▶ [WHAT THE TASK REQUIRES]:
Copy out the lines that include the word "category".

## start PROVIDED DATA

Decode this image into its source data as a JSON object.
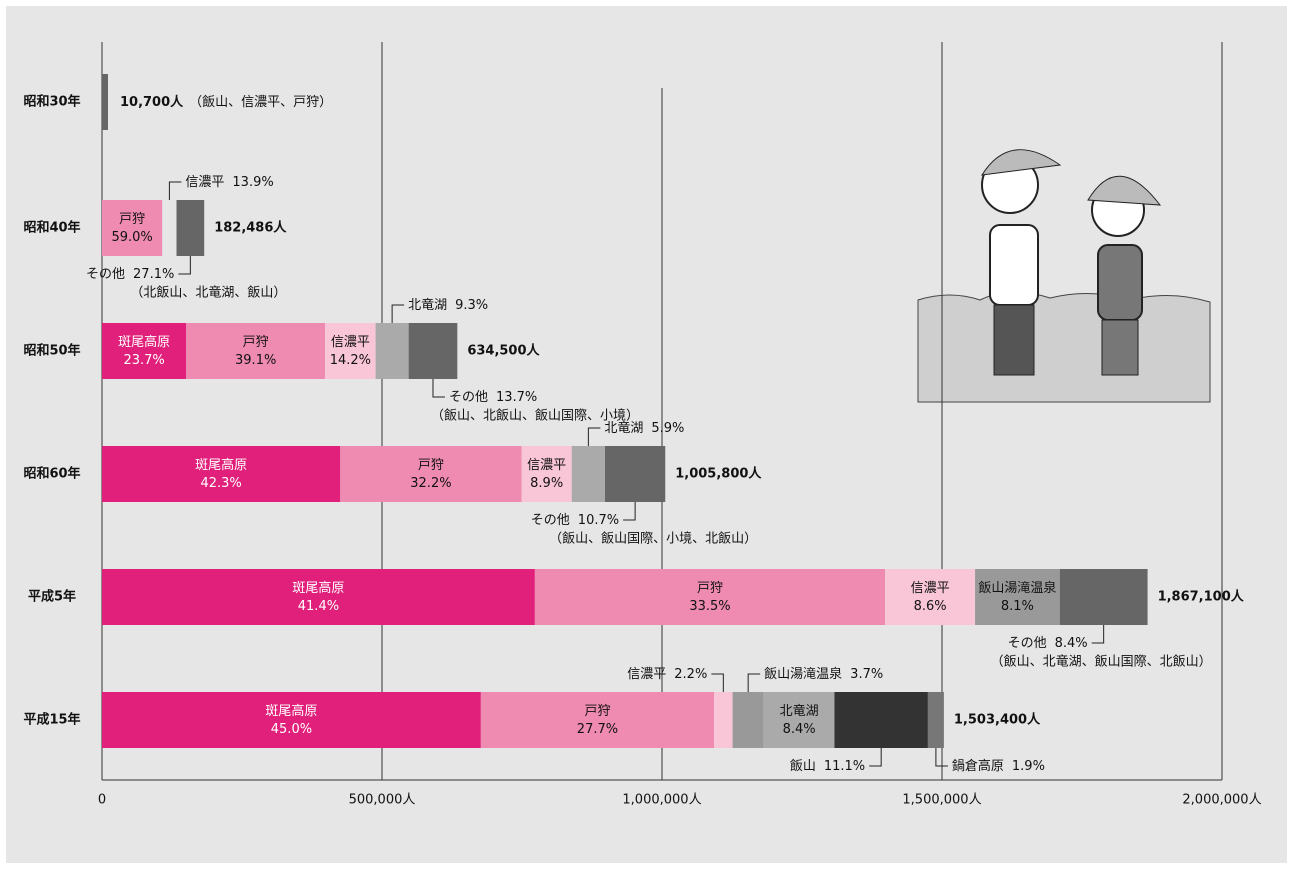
{
  "chart_data": {
    "type": "stacked-share-bar",
    "xlim": [
      0,
      2000000
    ],
    "xticks": [
      0,
      {
        "value": 500000,
        "label": "500,000人"
      },
      {
        "value": 1000000,
        "label": "1,000,000人"
      },
      {
        "value": 1500000,
        "label": "1,500,000人"
      },
      {
        "value": 2000000,
        "label": "2,000,000人"
      }
    ],
    "rows": [
      {
        "category": "昭和30年",
        "total": 10700,
        "total_label": "10,700人",
        "color": "#666666",
        "note": "（飯山、信濃平、戸狩）",
        "names": [],
        "values": [],
        "value_labels": [],
        "colors": []
      },
      {
        "category": "昭和40年",
        "total": 182486,
        "total_label": "182,486人",
        "note": "（北飯山、北竜湖、飯山）",
        "names": [
          "戸狩",
          "信濃平",
          "その他"
        ],
        "values": [
          59.0,
          13.9,
          27.1
        ],
        "value_labels": [
          "59.0%",
          "13.9%",
          "27.1%"
        ],
        "colors": [
          "#ef8bb0",
          "#e6e6e6",
          "#666666"
        ]
      },
      {
        "category": "昭和50年",
        "total": 634500,
        "total_label": "634,500人",
        "note": "（飯山、北飯山、飯山国際、小境）",
        "names": [
          "斑尾高原",
          "戸狩",
          "信濃平",
          "北竜湖",
          "その他"
        ],
        "values": [
          23.7,
          39.1,
          14.2,
          9.3,
          13.7
        ],
        "value_labels": [
          "23.7%",
          "39.1%",
          "14.2%",
          "9.3%",
          "13.7%"
        ],
        "colors": [
          "#e0207a",
          "#ef8bb0",
          "#f9c6d8",
          "#aaaaaa",
          "#666666"
        ]
      },
      {
        "category": "昭和60年",
        "total": 1005800,
        "total_label": "1,005,800人",
        "note": "（飯山、飯山国際、小境、北飯山）",
        "names": [
          "斑尾高原",
          "戸狩",
          "信濃平",
          "北竜湖",
          "その他"
        ],
        "values": [
          42.3,
          32.2,
          8.9,
          5.9,
          10.7
        ],
        "value_labels": [
          "42.3%",
          "32.2%",
          "8.9%",
          "5.9%",
          "10.7%"
        ],
        "colors": [
          "#e0207a",
          "#ef8bb0",
          "#f9c6d8",
          "#aaaaaa",
          "#666666"
        ]
      },
      {
        "category": "平成5年",
        "total": 1867100,
        "total_label": "1,867,100人",
        "note": "（飯山、北竜湖、飯山国際、北飯山）",
        "names": [
          "斑尾高原",
          "戸狩",
          "信濃平",
          "飯山湯滝温泉",
          "その他"
        ],
        "values": [
          41.4,
          33.5,
          8.6,
          8.1,
          8.4
        ],
        "value_labels": [
          "41.4%",
          "33.5%",
          "8.6%",
          "8.1%",
          "8.4%"
        ],
        "colors": [
          "#e0207a",
          "#ef8bb0",
          "#f9c6d8",
          "#999999",
          "#666666"
        ]
      },
      {
        "category": "平成15年",
        "total": 1503400,
        "total_label": "1,503,400人",
        "names": [
          "斑尾高原",
          "戸狩",
          "信濃平",
          "飯山湯滝温泉",
          "北竜湖",
          "飯山",
          "鍋倉高原"
        ],
        "values": [
          45.0,
          27.7,
          2.2,
          3.7,
          8.4,
          11.1,
          1.9
        ],
        "value_labels": [
          "45.0%",
          "27.7%",
          "2.2%",
          "3.7%",
          "8.4%",
          "11.1%",
          "1.9%"
        ],
        "colors": [
          "#e0207a",
          "#ef8bb0",
          "#f9c6d8",
          "#999999",
          "#aaaaaa",
          "#333333",
          "#777777"
        ]
      }
    ]
  }
}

## end PROVIDED DATA

▶ [FULL OUTPUT]:
        "category": "昭和30年",
        "category": "昭和40年",
        "category": "昭和50年",
        "category": "昭和60年",
        "category": "平成5年",
        "category": "平成15年",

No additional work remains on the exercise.